Short problem: Extract each line from the entries below that has the string "programmed" in it.

-- START OF Raw records --

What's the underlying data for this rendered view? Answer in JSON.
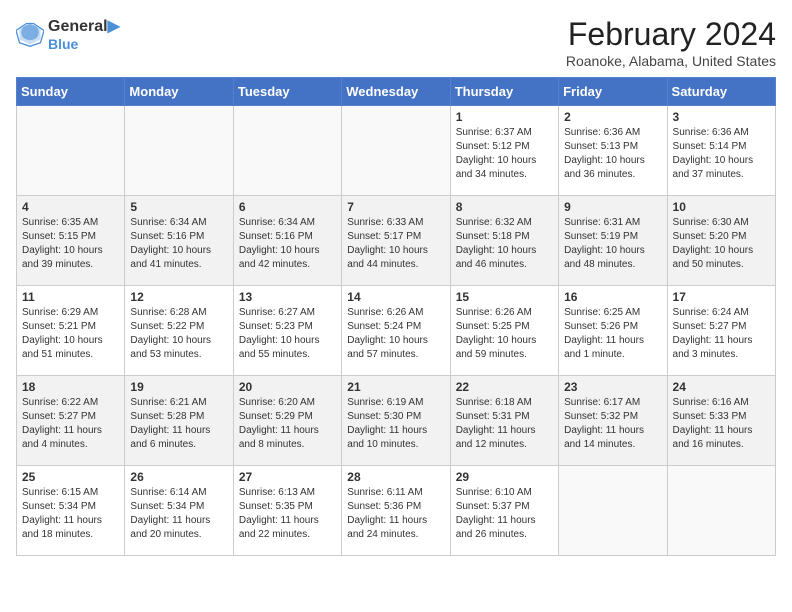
{
  "header": {
    "logo_line1": "General",
    "logo_line2": "Blue",
    "month_year": "February 2024",
    "location": "Roanoke, Alabama, United States"
  },
  "weekdays": [
    "Sunday",
    "Monday",
    "Tuesday",
    "Wednesday",
    "Thursday",
    "Friday",
    "Saturday"
  ],
  "weeks": [
    [
      {
        "day": "",
        "info": ""
      },
      {
        "day": "",
        "info": ""
      },
      {
        "day": "",
        "info": ""
      },
      {
        "day": "",
        "info": ""
      },
      {
        "day": "1",
        "info": "Sunrise: 6:37 AM\nSunset: 5:12 PM\nDaylight: 10 hours\nand 34 minutes."
      },
      {
        "day": "2",
        "info": "Sunrise: 6:36 AM\nSunset: 5:13 PM\nDaylight: 10 hours\nand 36 minutes."
      },
      {
        "day": "3",
        "info": "Sunrise: 6:36 AM\nSunset: 5:14 PM\nDaylight: 10 hours\nand 37 minutes."
      }
    ],
    [
      {
        "day": "4",
        "info": "Sunrise: 6:35 AM\nSunset: 5:15 PM\nDaylight: 10 hours\nand 39 minutes."
      },
      {
        "day": "5",
        "info": "Sunrise: 6:34 AM\nSunset: 5:16 PM\nDaylight: 10 hours\nand 41 minutes."
      },
      {
        "day": "6",
        "info": "Sunrise: 6:34 AM\nSunset: 5:16 PM\nDaylight: 10 hours\nand 42 minutes."
      },
      {
        "day": "7",
        "info": "Sunrise: 6:33 AM\nSunset: 5:17 PM\nDaylight: 10 hours\nand 44 minutes."
      },
      {
        "day": "8",
        "info": "Sunrise: 6:32 AM\nSunset: 5:18 PM\nDaylight: 10 hours\nand 46 minutes."
      },
      {
        "day": "9",
        "info": "Sunrise: 6:31 AM\nSunset: 5:19 PM\nDaylight: 10 hours\nand 48 minutes."
      },
      {
        "day": "10",
        "info": "Sunrise: 6:30 AM\nSunset: 5:20 PM\nDaylight: 10 hours\nand 50 minutes."
      }
    ],
    [
      {
        "day": "11",
        "info": "Sunrise: 6:29 AM\nSunset: 5:21 PM\nDaylight: 10 hours\nand 51 minutes."
      },
      {
        "day": "12",
        "info": "Sunrise: 6:28 AM\nSunset: 5:22 PM\nDaylight: 10 hours\nand 53 minutes."
      },
      {
        "day": "13",
        "info": "Sunrise: 6:27 AM\nSunset: 5:23 PM\nDaylight: 10 hours\nand 55 minutes."
      },
      {
        "day": "14",
        "info": "Sunrise: 6:26 AM\nSunset: 5:24 PM\nDaylight: 10 hours\nand 57 minutes."
      },
      {
        "day": "15",
        "info": "Sunrise: 6:26 AM\nSunset: 5:25 PM\nDaylight: 10 hours\nand 59 minutes."
      },
      {
        "day": "16",
        "info": "Sunrise: 6:25 AM\nSunset: 5:26 PM\nDaylight: 11 hours\nand 1 minute."
      },
      {
        "day": "17",
        "info": "Sunrise: 6:24 AM\nSunset: 5:27 PM\nDaylight: 11 hours\nand 3 minutes."
      }
    ],
    [
      {
        "day": "18",
        "info": "Sunrise: 6:22 AM\nSunset: 5:27 PM\nDaylight: 11 hours\nand 4 minutes."
      },
      {
        "day": "19",
        "info": "Sunrise: 6:21 AM\nSunset: 5:28 PM\nDaylight: 11 hours\nand 6 minutes."
      },
      {
        "day": "20",
        "info": "Sunrise: 6:20 AM\nSunset: 5:29 PM\nDaylight: 11 hours\nand 8 minutes."
      },
      {
        "day": "21",
        "info": "Sunrise: 6:19 AM\nSunset: 5:30 PM\nDaylight: 11 hours\nand 10 minutes."
      },
      {
        "day": "22",
        "info": "Sunrise: 6:18 AM\nSunset: 5:31 PM\nDaylight: 11 hours\nand 12 minutes."
      },
      {
        "day": "23",
        "info": "Sunrise: 6:17 AM\nSunset: 5:32 PM\nDaylight: 11 hours\nand 14 minutes."
      },
      {
        "day": "24",
        "info": "Sunrise: 6:16 AM\nSunset: 5:33 PM\nDaylight: 11 hours\nand 16 minutes."
      }
    ],
    [
      {
        "day": "25",
        "info": "Sunrise: 6:15 AM\nSunset: 5:34 PM\nDaylight: 11 hours\nand 18 minutes."
      },
      {
        "day": "26",
        "info": "Sunrise: 6:14 AM\nSunset: 5:34 PM\nDaylight: 11 hours\nand 20 minutes."
      },
      {
        "day": "27",
        "info": "Sunrise: 6:13 AM\nSunset: 5:35 PM\nDaylight: 11 hours\nand 22 minutes."
      },
      {
        "day": "28",
        "info": "Sunrise: 6:11 AM\nSunset: 5:36 PM\nDaylight: 11 hours\nand 24 minutes."
      },
      {
        "day": "29",
        "info": "Sunrise: 6:10 AM\nSunset: 5:37 PM\nDaylight: 11 hours\nand 26 minutes."
      },
      {
        "day": "",
        "info": ""
      },
      {
        "day": "",
        "info": ""
      }
    ]
  ]
}
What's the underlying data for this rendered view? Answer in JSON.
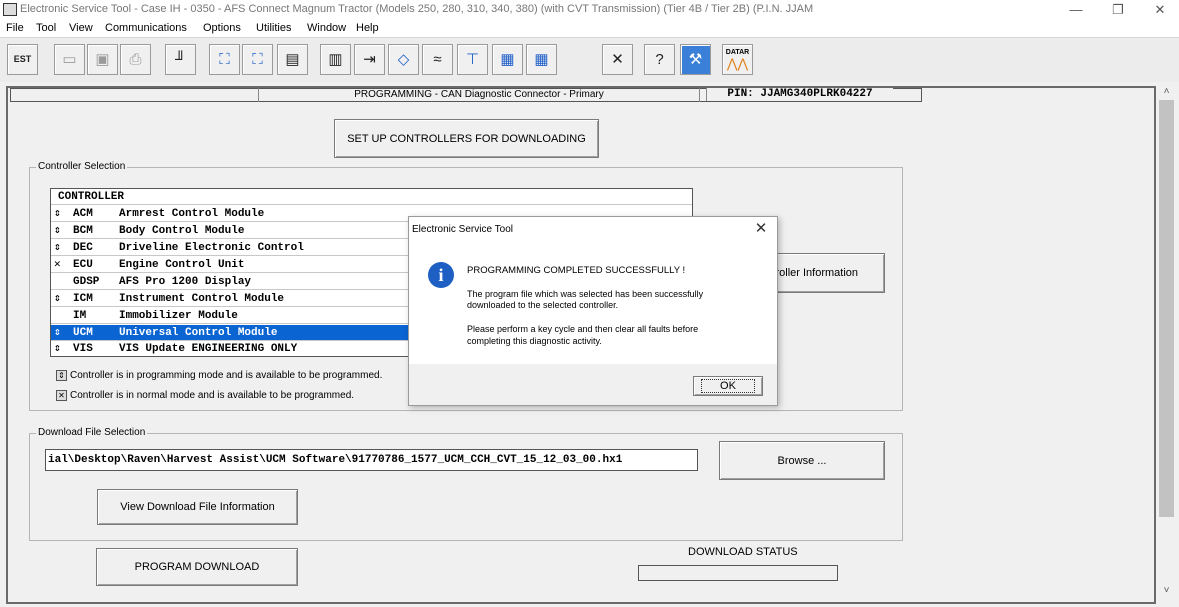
{
  "window": {
    "title": "Electronic Service Tool - Case IH - 0350 - AFS Connect Magnum Tractor (Models 250, 280, 310, 340, 380) (with CVT Transmission) (Tier 4B / Tier 2B) (P.I.N. JJAM",
    "minimize": "—",
    "restore": "❐",
    "close": "✕"
  },
  "menu": {
    "items": [
      {
        "label": "File"
      },
      {
        "label": "Tool"
      },
      {
        "label": "View"
      },
      {
        "label": "Communications"
      },
      {
        "label": "Options"
      },
      {
        "label": "Utilities"
      },
      {
        "label": "Window"
      },
      {
        "label": "Help"
      }
    ]
  },
  "toolbar": {
    "est_label": "EST",
    "datar_label": "DATAR",
    "buttons": [
      {
        "icon": "est-icon",
        "glyph": "⊟"
      },
      {
        "icon": "open-icon",
        "glyph": "📂"
      },
      {
        "icon": "save-icon",
        "glyph": "💾"
      },
      {
        "icon": "print-icon",
        "glyph": "🖶"
      },
      {
        "icon": "connector-icon",
        "glyph": "🔌"
      },
      {
        "icon": "network-icon",
        "glyph": "⛓"
      },
      {
        "icon": "network-compare-icon",
        "glyph": "⛓"
      },
      {
        "icon": "flash-icon",
        "glyph": "▤"
      },
      {
        "icon": "program-icon",
        "glyph": "▥"
      },
      {
        "icon": "wiring-icon",
        "glyph": "⇥"
      },
      {
        "icon": "diamond-icon",
        "glyph": "◇"
      },
      {
        "icon": "signal-icon",
        "glyph": "≈"
      },
      {
        "icon": "graph-icon",
        "glyph": "⊤"
      },
      {
        "icon": "modules-icon",
        "glyph": "▦"
      },
      {
        "icon": "modules2-icon",
        "glyph": "▦"
      },
      {
        "icon": "tools-icon",
        "glyph": "✕"
      },
      {
        "icon": "connector-help-icon",
        "glyph": "?"
      },
      {
        "icon": "wrench-icon",
        "glyph": "🔧"
      },
      {
        "icon": "datar-icon",
        "glyph": "〽"
      }
    ]
  },
  "header": {
    "title": "PROGRAMMING  -  CAN Diagnostic Connector - Primary",
    "pin": "PIN: JJAMG340PLRK04227"
  },
  "setup_button": "SET UP CONTROLLERS FOR DOWNLOADING",
  "controller_selection": {
    "group_label": "Controller Selection",
    "column_header": "CONTROLLER",
    "rows": [
      {
        "symbol": "⇕",
        "abbr": "ACM",
        "name": "Armrest Control Module",
        "selected": false
      },
      {
        "symbol": "⇕",
        "abbr": "BCM",
        "name": "Body Control Module",
        "selected": false
      },
      {
        "symbol": "⇕",
        "abbr": "DEC",
        "name": "Driveline Electronic Control",
        "selected": false
      },
      {
        "symbol": "✕",
        "abbr": "ECU",
        "name": "Engine Control Unit",
        "selected": false
      },
      {
        "symbol": "",
        "abbr": "GDSP",
        "name": "AFS Pro 1200 Display",
        "selected": false
      },
      {
        "symbol": "⇕",
        "abbr": "ICM",
        "name": "Instrument Control Module",
        "selected": false
      },
      {
        "symbol": "",
        "abbr": "IM",
        "name": "Immobilizer Module",
        "selected": false
      },
      {
        "symbol": "⇕",
        "abbr": "UCM",
        "name": "Universal Control Module",
        "selected": true
      },
      {
        "symbol": "⇕",
        "abbr": "VIS",
        "name": "VIS Update ENGINEERING ONLY",
        "selected": false
      }
    ],
    "legend_programming": "Controller is in programming mode and is available to be programmed.",
    "legend_normal": "Controller is in normal mode and is available to be programmed.",
    "legend_programming_icon": "⇕",
    "legend_normal_icon": "✕",
    "info_button": "ontroller Information"
  },
  "download_file": {
    "group_label": "Download File Selection",
    "path": "ial\\Desktop\\Raven\\Harvest Assist\\UCM Software\\91770786_1577_UCM_CCH_CVT_15_12_03_00.hx1",
    "browse_button": "Browse ...",
    "view_info_button": "View Download File Information"
  },
  "program_download_button": "PROGRAM DOWNLOAD",
  "download_status": {
    "label": "DOWNLOAD STATUS",
    "progress": 0
  },
  "dialog": {
    "title": "Electronic Service Tool",
    "close": "✕",
    "icon": "info-icon",
    "icon_glyph": "i",
    "heading": "PROGRAMMING COMPLETED SUCCESSFULLY !",
    "line1": "The program file which was selected has been successfully",
    "line2": "downloaded to the selected controller.",
    "line3": "Please perform a key cycle and then clear all faults before",
    "line4": "completing this diagnostic activity.",
    "ok": "OK"
  },
  "scroll": {
    "up": "˄",
    "down": "˅"
  },
  "colors": {
    "selection": "#0a64d2",
    "info_icon": "#1e5fc4",
    "toolbar_icon": "#1a4fb0"
  }
}
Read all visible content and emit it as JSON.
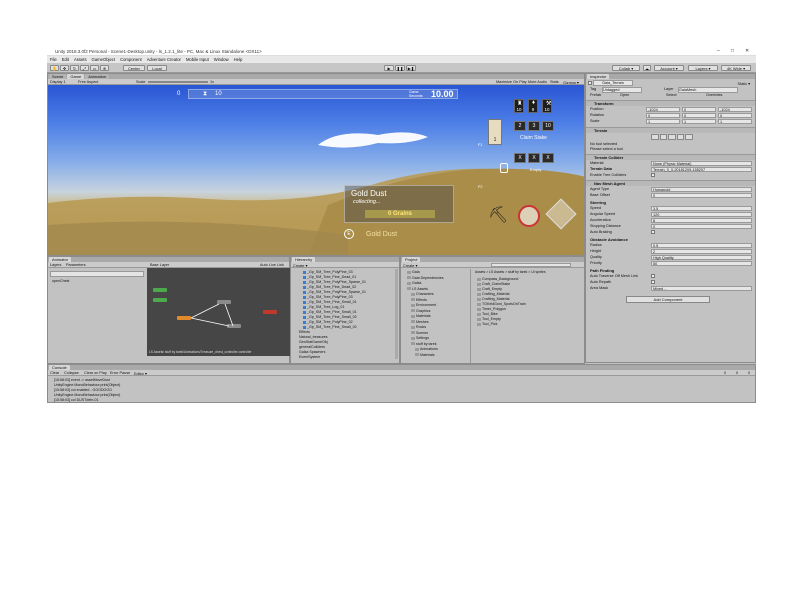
{
  "window": {
    "title": "Unity 2018.3.0f2 Personal - Scene1-Desktop.unity - ls_1.2.1_lite - PC, Mac & Linux Standalone <DX11>",
    "controls": [
      "–",
      "□",
      "✕"
    ]
  },
  "menu": [
    "File",
    "Edit",
    "Assets",
    "GameObject",
    "Component",
    "Adventure Creator",
    "Mobile Input",
    "Window",
    "Help"
  ],
  "toolbar": {
    "center": "Center",
    "local": "Local",
    "collab": "Collab ▾",
    "account": "Account ▾",
    "layers": "Layers ▾",
    "layout": "4K Wide ▾"
  },
  "game_panel": {
    "tabs": [
      "Scene",
      "Game",
      "Animation"
    ],
    "display": "Display 1",
    "aspect": "Free Aspect",
    "scale_label": "Scale",
    "scale_value": "1x",
    "options": [
      "Maximize On Play",
      "Mute Audio",
      "Stats",
      "Gizmos ▾"
    ]
  },
  "hud": {
    "top_left": [
      "0",
      "10"
    ],
    "top_label": "Game\nSeconds",
    "time": "10.00",
    "slots": [
      {
        "icon": "sword",
        "value": "10"
      },
      {
        "icon": "drop",
        "value": "9"
      },
      {
        "icon": "pick",
        "value": "10"
      }
    ],
    "counts": [
      "2",
      "3",
      "10"
    ],
    "claim_stake": "Claim Stake",
    "stake_count": "1",
    "empty_label": "Empty",
    "x_buttons": [
      "X",
      "X",
      "X"
    ],
    "pickup_title": "Gold Dust",
    "pickup_sub": "collecting...",
    "pickup_amount": "0 Grains",
    "item_label": "Gold Dust",
    "item_key": "E",
    "side_keys": [
      "F1",
      "F2"
    ]
  },
  "inspector": {
    "tab": "Inspector",
    "object": "Gaia_Terrain",
    "static": "Static ▾",
    "tag_label": "Tag",
    "tag": "Untagged",
    "layer_label": "Layer",
    "layer": "GaiaMesh",
    "prefab_label": "Prefab",
    "prefab_buttons": [
      "Open",
      "Select",
      "Overrides"
    ],
    "transform": "Transform",
    "position": {
      "label": "Position",
      "x": "-1024",
      "y": "0",
      "z": "-1024"
    },
    "rotation": {
      "label": "Rotation",
      "x": "0",
      "y": "0",
      "z": "0"
    },
    "scale": {
      "label": "Scale",
      "x": "1",
      "y": "1",
      "z": "1"
    },
    "terrain": "Terrain",
    "no_tool": "No tool selected",
    "select_tool": "Please select a tool",
    "collider": "Terrain Collider",
    "material_label": "Material",
    "material": "None (Physic Material)",
    "terrain_data_label": "Terrain Data",
    "terrain_data": "Terrain_0_0-20181209-155207",
    "enable_tree_label": "Enable Tree Colliders",
    "navmesh": "Nav Mesh Agent",
    "agent_type_label": "Agent Type",
    "agent_type": "Humanoid",
    "base_offset_label": "Base Offset",
    "base_offset": "0",
    "steering": "Steering",
    "speed_label": "Speed",
    "speed": "3.5",
    "angular_label": "Angular Speed",
    "angular": "120",
    "accel_label": "Acceleration",
    "accel": "8",
    "stopping_label": "Stopping Distance",
    "stopping": "0",
    "autobraking_label": "Auto Braking",
    "obstacle": "Obstacle Avoidance",
    "radius_label": "Radius",
    "radius": "0.5",
    "height_label": "Height",
    "height": "2",
    "quality_label": "Quality",
    "quality": "High Quality",
    "priority_label": "Priority",
    "priority": "50",
    "pathfinding": "Path Finding",
    "traverse_label": "Auto Traverse Off Mesh Link",
    "repath_label": "Auto Repath",
    "areamask_label": "Area Mask",
    "areamask": "Mixed ...",
    "add_component": "Add Component"
  },
  "animator": {
    "tab": "Animator",
    "subtabs": [
      "Layers",
      "Parameters"
    ],
    "layer": "Base Layer",
    "auto_live": "Auto Live Link",
    "param": "openChest",
    "footer": "LS Assets/ stuff by tarek/Animations/Treasure_chest_controller.controller"
  },
  "hierarchy": {
    "tab": "Hierarchy",
    "create": "Create ▾",
    "items": [
      "_Gp_SM_Tree_PolyPine_03",
      "_Gp_SM_Tree_Pine_Dead_01",
      "_Gp_SM_Tree_PolyPine_Sparse_01",
      "_Gp_SM_Tree_Pine_Dead_02",
      "_Gp_SM_Tree_PolyPine_Sparse_01",
      "_Gp_SM_Tree_PolyPine_03",
      "_Gp_SM_Tree_Pine_Small_01",
      "_Gp_SM_Tree_Log_01",
      "_Gp_SM_Tree_Pine_Small_01",
      "_Gp_SM_Tree_Pine_Small_02",
      "_Gp_SM_Tree_PolyPine_02",
      "_Gp_SM_Tree_Pine_Small_02",
      "Effects",
      "Natural_treasures",
      "GeoStatGameObj",
      "generalColliders",
      "Gaika Spawners",
      "EventSystem"
    ]
  },
  "project": {
    "tab": "Project",
    "create": "Create ▾",
    "folders": [
      "Gaia",
      "Gaia Dependencies",
      "Gaika",
      "LS Assets",
      "Characters",
      "Effects",
      "Environment",
      "Graphics",
      "Materials",
      "Meshes",
      "Rocks",
      "Scenes",
      "Settings",
      "stuff by tarek",
      "Animations",
      "Materials"
    ],
    "breadcrumb": "Assets > LS Assets > stuff by tarek > UI sprites",
    "files": [
      "Compass_Background",
      "Craft_ClaimStake",
      "Craft_Empty",
      "Crafting_Material",
      "Crafting_Material",
      "TGKeldGoni_SpotsOnTrain",
      "Timer_Polygon",
      "Tool_Bike",
      "Tool_Empty",
      "Tool_Pick"
    ]
  },
  "console": {
    "tab": "Console",
    "buttons": [
      "Clear",
      "Collapse",
      "Clear on Play",
      "Error Pause",
      "Editor ▾"
    ],
    "lines": [
      "[15:58:03] event -> assetMoveDust",
      "UnityEngine.MonoBehaviour:print(Object)",
      "[15:58:03] col enabled - GOODOOO",
      "UnityEngine.MonoBehaviour:print(Object)",
      "[15:58:03] col DUSTdetn-01"
    ],
    "counts": [
      "0",
      "0",
      "0"
    ]
  }
}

-- END OF Raw records --

Task response:
    "legend_programming": "Controller is in programming mode and is available to be programmed.",
    "legend_normal": "Controller is in normal mode and is available to be programmed.",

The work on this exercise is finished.